- [OBJECTIVE]: Show all lines holding "establish".

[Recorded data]
+ + +

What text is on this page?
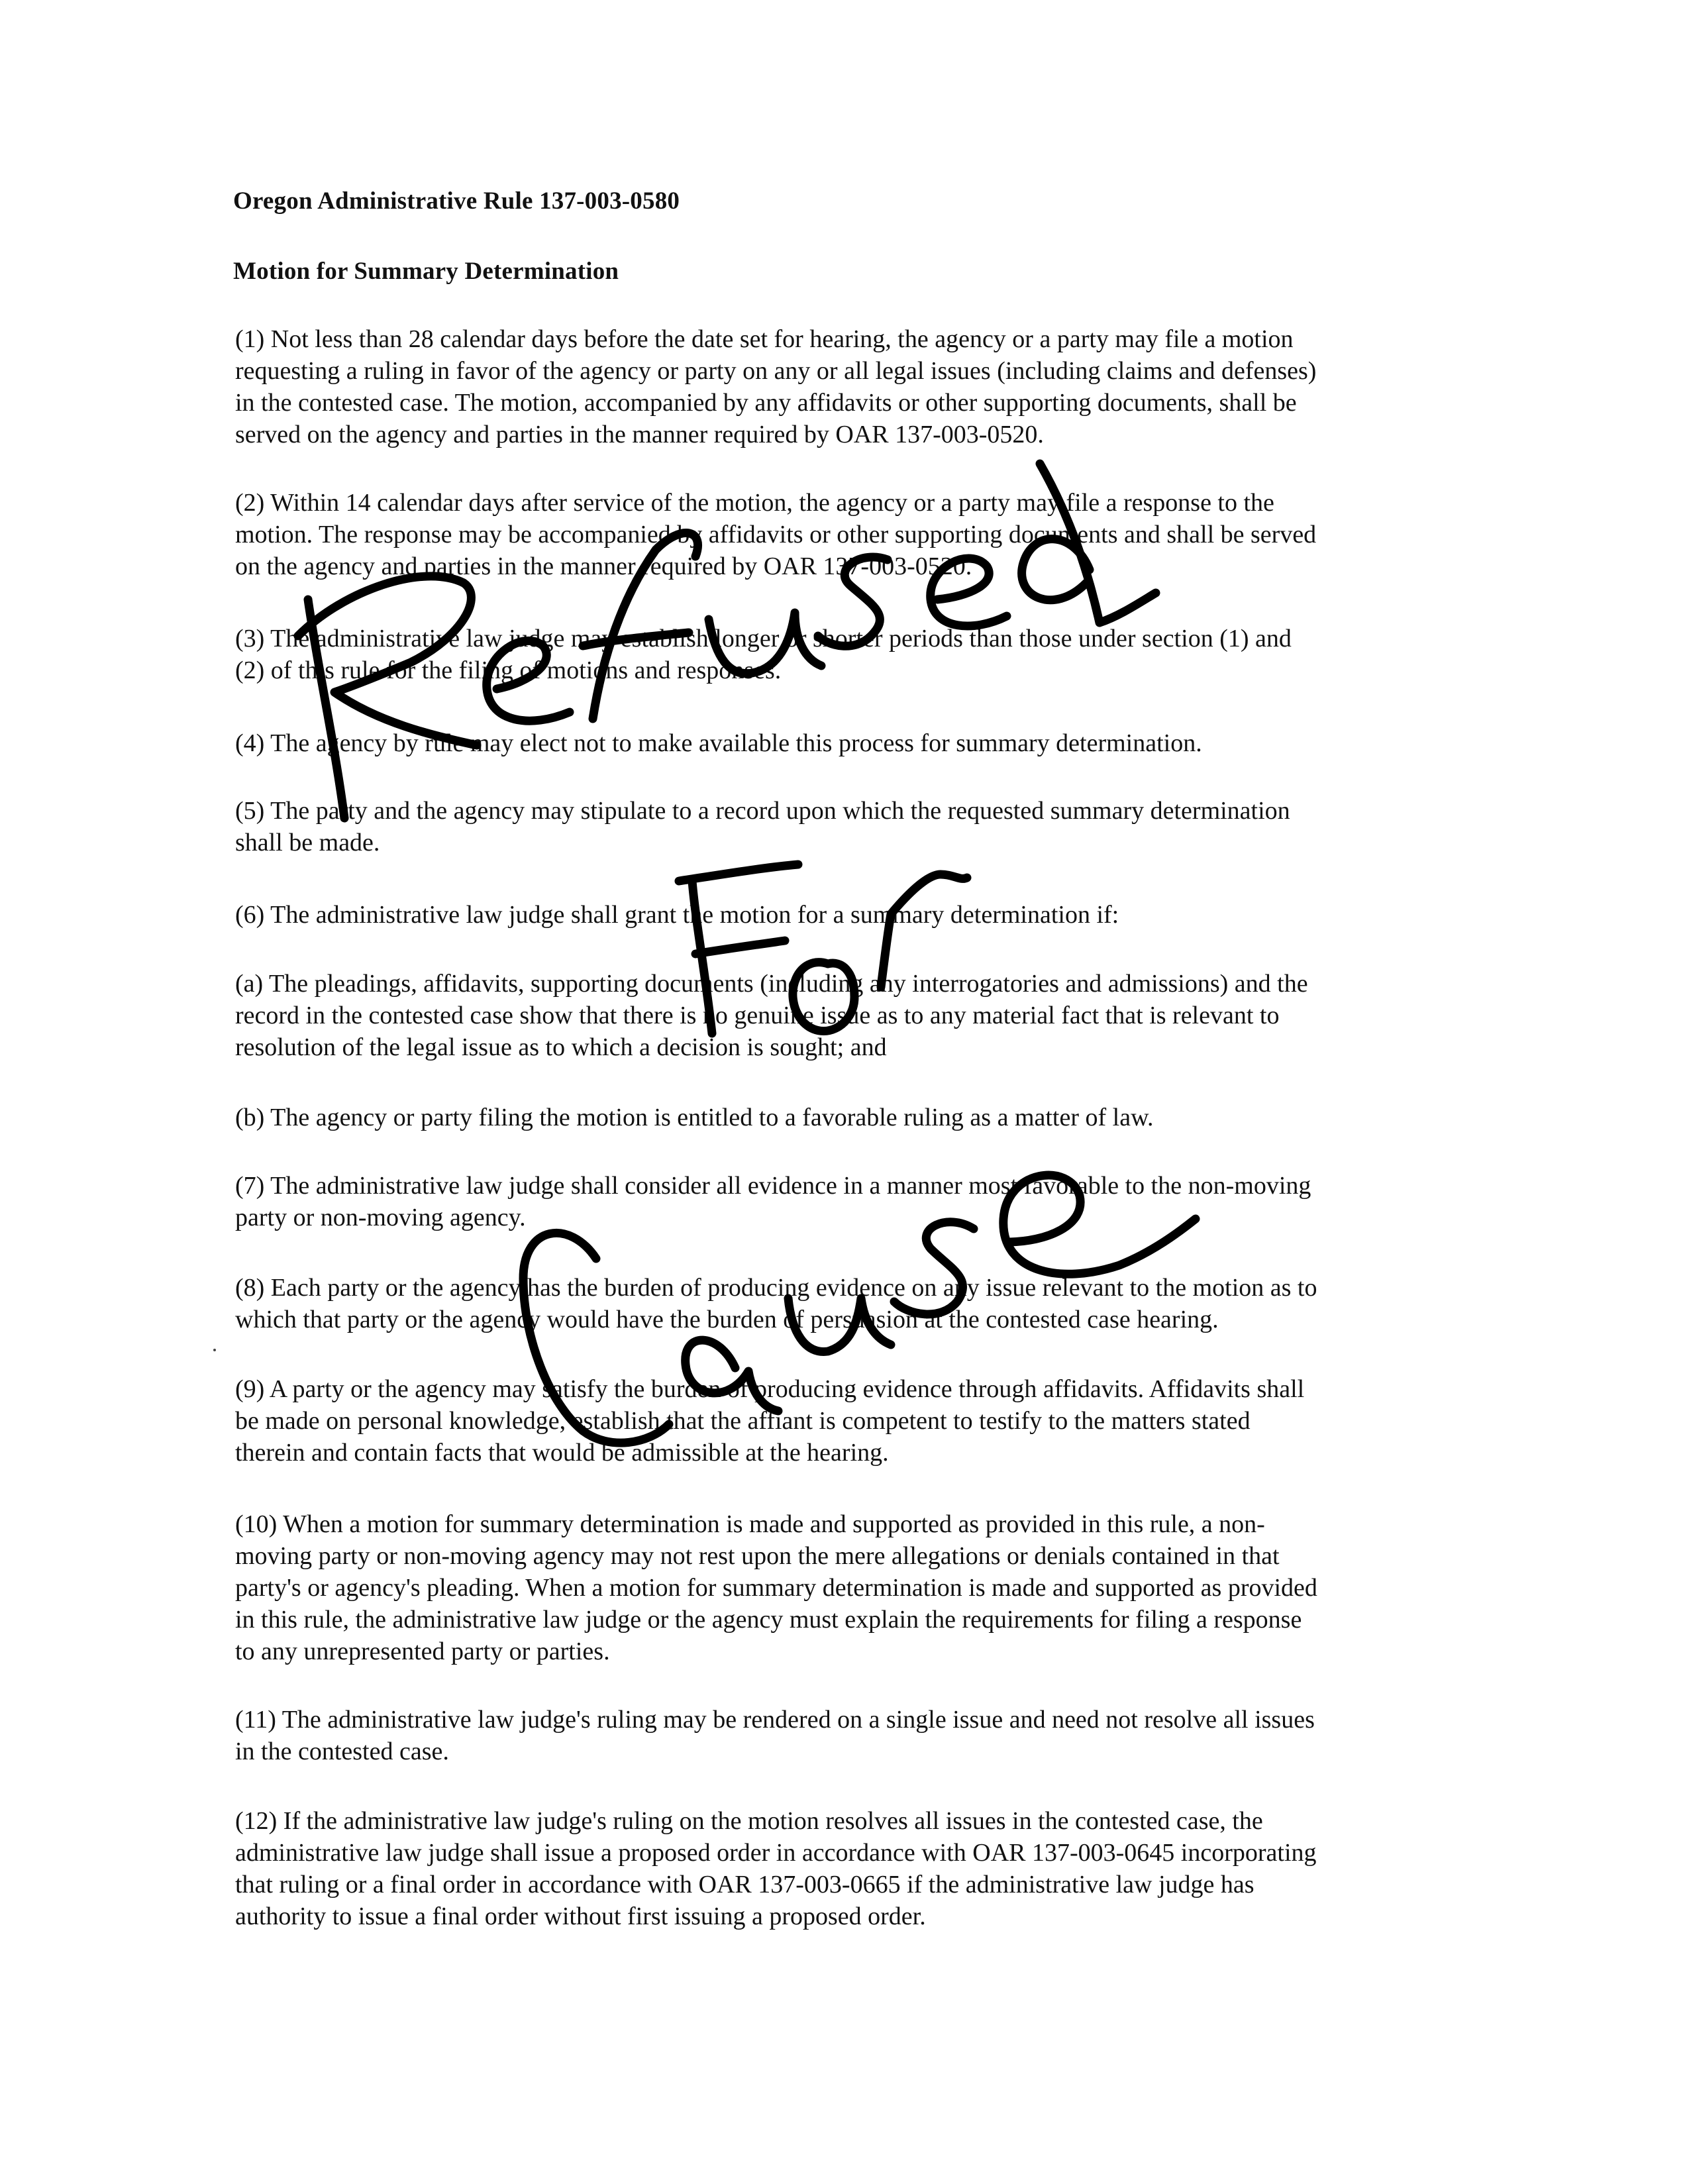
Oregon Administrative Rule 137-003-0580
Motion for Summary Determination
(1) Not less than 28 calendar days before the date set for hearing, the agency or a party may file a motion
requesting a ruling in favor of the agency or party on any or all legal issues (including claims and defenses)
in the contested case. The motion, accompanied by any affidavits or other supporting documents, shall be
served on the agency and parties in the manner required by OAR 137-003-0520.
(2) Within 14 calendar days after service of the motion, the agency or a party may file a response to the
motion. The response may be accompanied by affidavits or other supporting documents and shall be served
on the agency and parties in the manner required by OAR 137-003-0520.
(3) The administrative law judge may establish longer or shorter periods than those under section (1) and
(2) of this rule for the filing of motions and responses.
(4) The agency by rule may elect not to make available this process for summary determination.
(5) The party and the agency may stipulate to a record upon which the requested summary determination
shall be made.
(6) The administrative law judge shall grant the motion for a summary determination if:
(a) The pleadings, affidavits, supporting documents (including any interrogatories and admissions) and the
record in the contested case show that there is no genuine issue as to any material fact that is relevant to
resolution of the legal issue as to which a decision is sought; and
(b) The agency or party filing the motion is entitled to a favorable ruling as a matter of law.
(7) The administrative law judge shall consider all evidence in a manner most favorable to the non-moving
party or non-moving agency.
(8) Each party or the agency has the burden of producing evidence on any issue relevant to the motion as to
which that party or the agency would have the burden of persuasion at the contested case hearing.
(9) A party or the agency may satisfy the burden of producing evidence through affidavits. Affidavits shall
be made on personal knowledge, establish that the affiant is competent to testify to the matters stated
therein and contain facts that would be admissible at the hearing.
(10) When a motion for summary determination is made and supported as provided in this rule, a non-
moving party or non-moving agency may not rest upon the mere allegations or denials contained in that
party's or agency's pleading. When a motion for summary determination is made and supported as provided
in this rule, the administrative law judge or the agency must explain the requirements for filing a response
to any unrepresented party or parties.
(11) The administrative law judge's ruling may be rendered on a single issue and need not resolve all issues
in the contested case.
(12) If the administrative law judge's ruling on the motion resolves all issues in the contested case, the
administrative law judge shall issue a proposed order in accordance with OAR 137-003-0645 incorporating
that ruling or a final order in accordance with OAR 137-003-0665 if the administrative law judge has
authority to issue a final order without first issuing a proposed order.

+ + +

- [EXPECTED OUTPUT]:
(3) The administrative law judge may establish longer or shorter periods than those under section (1) and
be made on personal knowledge, establish that the affiant is competent to testify to the matters stated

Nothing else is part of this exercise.